Direction:
Copy every line of the records below where the word "重者服草澄茄散" occurs.

### Data extract

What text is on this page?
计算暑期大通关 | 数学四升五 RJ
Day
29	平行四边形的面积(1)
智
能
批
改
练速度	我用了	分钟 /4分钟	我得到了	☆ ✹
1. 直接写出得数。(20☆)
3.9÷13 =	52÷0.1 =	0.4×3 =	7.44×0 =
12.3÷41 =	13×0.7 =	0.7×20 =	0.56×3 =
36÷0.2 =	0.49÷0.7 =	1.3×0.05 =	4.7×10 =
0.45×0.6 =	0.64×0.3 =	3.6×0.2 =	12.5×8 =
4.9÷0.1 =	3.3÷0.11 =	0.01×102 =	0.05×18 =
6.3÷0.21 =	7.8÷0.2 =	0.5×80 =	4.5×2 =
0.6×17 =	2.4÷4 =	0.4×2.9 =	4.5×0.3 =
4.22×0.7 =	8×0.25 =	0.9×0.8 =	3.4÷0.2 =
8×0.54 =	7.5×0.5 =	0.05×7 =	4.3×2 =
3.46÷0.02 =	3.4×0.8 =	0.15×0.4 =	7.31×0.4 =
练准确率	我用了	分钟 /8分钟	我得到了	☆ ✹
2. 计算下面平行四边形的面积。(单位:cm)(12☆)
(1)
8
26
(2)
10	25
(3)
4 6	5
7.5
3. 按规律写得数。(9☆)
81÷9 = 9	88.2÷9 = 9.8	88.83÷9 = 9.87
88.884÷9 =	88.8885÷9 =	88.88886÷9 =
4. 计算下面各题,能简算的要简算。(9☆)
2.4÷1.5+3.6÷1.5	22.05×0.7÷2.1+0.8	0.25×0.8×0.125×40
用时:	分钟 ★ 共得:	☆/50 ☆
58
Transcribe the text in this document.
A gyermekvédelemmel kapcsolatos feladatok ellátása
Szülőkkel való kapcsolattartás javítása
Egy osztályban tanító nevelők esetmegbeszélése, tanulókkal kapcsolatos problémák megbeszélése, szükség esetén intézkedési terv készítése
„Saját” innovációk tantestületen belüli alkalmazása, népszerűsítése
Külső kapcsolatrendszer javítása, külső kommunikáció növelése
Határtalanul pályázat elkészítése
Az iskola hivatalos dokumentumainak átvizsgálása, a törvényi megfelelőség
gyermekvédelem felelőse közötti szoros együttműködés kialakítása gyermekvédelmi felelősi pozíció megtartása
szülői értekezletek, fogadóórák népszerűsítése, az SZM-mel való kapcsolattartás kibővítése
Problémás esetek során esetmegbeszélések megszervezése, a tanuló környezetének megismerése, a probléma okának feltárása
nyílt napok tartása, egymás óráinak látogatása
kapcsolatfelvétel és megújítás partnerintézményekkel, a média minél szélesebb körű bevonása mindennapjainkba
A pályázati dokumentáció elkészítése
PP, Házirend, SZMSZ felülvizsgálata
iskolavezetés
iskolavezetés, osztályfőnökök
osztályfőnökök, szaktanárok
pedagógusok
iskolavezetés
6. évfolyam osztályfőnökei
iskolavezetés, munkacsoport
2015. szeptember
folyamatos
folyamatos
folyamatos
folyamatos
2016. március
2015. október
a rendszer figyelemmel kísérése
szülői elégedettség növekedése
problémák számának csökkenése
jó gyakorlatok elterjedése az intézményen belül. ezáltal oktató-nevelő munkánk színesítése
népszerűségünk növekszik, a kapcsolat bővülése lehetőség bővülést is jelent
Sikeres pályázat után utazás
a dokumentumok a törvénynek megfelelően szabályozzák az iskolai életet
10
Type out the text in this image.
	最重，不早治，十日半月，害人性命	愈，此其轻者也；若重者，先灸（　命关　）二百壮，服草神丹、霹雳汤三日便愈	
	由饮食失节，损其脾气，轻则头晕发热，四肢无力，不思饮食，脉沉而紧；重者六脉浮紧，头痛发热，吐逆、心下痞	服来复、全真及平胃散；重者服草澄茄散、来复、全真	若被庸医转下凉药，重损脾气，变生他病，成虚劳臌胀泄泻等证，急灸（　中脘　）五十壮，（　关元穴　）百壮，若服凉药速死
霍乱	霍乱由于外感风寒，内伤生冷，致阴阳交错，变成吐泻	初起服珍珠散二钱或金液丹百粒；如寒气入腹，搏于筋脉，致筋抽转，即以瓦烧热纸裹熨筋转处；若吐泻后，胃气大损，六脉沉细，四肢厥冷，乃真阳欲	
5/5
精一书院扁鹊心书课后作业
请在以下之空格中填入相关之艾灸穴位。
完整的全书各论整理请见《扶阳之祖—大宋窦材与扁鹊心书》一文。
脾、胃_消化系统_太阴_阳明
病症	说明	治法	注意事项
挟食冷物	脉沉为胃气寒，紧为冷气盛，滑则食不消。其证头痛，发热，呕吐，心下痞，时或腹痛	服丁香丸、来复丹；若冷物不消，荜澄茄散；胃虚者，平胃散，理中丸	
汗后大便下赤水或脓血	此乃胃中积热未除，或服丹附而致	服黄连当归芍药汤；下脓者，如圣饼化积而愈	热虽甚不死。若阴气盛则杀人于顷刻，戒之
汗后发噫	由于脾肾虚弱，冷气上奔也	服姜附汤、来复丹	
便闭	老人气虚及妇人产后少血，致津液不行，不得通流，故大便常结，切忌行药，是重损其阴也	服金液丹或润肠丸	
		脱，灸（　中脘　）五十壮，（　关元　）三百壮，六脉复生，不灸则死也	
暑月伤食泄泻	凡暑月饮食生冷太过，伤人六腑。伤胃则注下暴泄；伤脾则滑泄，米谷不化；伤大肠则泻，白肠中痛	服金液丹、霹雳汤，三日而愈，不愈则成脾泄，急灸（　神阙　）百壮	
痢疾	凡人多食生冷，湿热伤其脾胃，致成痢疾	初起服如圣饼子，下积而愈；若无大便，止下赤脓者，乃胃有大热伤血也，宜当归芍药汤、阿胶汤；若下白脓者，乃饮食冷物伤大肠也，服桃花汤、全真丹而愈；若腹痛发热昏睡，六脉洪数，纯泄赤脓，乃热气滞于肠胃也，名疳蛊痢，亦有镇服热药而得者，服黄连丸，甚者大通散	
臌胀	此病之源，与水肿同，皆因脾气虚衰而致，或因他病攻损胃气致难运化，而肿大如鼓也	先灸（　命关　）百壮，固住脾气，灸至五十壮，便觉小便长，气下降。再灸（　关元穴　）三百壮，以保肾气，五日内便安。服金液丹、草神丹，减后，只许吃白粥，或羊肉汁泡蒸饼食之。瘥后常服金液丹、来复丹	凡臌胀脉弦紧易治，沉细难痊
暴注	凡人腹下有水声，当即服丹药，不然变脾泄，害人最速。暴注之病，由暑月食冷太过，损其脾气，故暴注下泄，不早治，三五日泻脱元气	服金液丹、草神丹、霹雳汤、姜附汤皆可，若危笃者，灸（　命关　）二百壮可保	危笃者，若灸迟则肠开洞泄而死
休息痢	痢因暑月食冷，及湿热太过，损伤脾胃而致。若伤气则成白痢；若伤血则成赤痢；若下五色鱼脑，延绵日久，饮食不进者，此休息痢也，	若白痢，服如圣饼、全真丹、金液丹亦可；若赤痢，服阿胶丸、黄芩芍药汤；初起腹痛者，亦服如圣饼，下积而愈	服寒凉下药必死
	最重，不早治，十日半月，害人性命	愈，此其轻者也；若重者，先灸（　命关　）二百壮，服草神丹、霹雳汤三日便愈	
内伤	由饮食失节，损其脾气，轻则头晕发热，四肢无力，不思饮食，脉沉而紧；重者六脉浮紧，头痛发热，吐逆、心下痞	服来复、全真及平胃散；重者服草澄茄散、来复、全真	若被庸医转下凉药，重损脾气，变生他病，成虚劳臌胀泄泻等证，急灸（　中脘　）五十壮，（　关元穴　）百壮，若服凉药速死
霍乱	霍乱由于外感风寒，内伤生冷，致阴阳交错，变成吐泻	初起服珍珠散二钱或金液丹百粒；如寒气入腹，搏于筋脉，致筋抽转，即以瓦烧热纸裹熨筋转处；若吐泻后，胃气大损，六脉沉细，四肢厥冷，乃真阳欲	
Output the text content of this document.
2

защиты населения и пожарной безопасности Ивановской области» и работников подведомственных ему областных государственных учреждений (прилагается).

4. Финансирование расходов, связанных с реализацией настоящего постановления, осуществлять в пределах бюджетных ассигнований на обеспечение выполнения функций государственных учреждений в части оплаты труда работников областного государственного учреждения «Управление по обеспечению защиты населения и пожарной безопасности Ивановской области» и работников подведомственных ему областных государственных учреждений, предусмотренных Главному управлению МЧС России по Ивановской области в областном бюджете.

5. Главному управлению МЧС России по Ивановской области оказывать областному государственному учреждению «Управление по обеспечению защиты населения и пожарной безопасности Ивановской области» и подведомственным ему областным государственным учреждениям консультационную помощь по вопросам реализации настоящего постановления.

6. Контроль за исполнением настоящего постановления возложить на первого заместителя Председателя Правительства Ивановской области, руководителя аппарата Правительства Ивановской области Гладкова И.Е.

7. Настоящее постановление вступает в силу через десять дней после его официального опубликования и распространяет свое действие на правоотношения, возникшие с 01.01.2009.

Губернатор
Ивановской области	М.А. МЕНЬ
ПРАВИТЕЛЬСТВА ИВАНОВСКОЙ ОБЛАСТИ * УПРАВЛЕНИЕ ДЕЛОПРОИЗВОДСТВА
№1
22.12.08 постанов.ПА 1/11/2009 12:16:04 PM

######

Exercise output:
	由饮食失节，损其脾气，轻则头晕发热，四肢无力，不思饮食，脉沉而紧；重者六脉浮紧，头痛发热，吐逆、心下痞	服来复、全真及平胃散；重者服草澄茄散、来复、全真	若被庸医转下凉药，重损脾气，变生他病，成虚劳臌胀泄泻等证，急灸（　中脘　）五十壮，（　关元穴　）百壮，若服凉药速死
内伤	由饮食失节，损其脾气，轻则头晕发热，四肢无力，不思饮食，脉沉而紧；重者六脉浮紧，头痛发热，吐逆、心下痞	服来复、全真及平胃散；重者服草澄茄散、来复、全真	若被庸医转下凉药，重损脾气，变生他病，成虚劳臌胀泄泻等证，急灸（　中脘　）五十壮，（　关元穴　）百壮，若服凉药速死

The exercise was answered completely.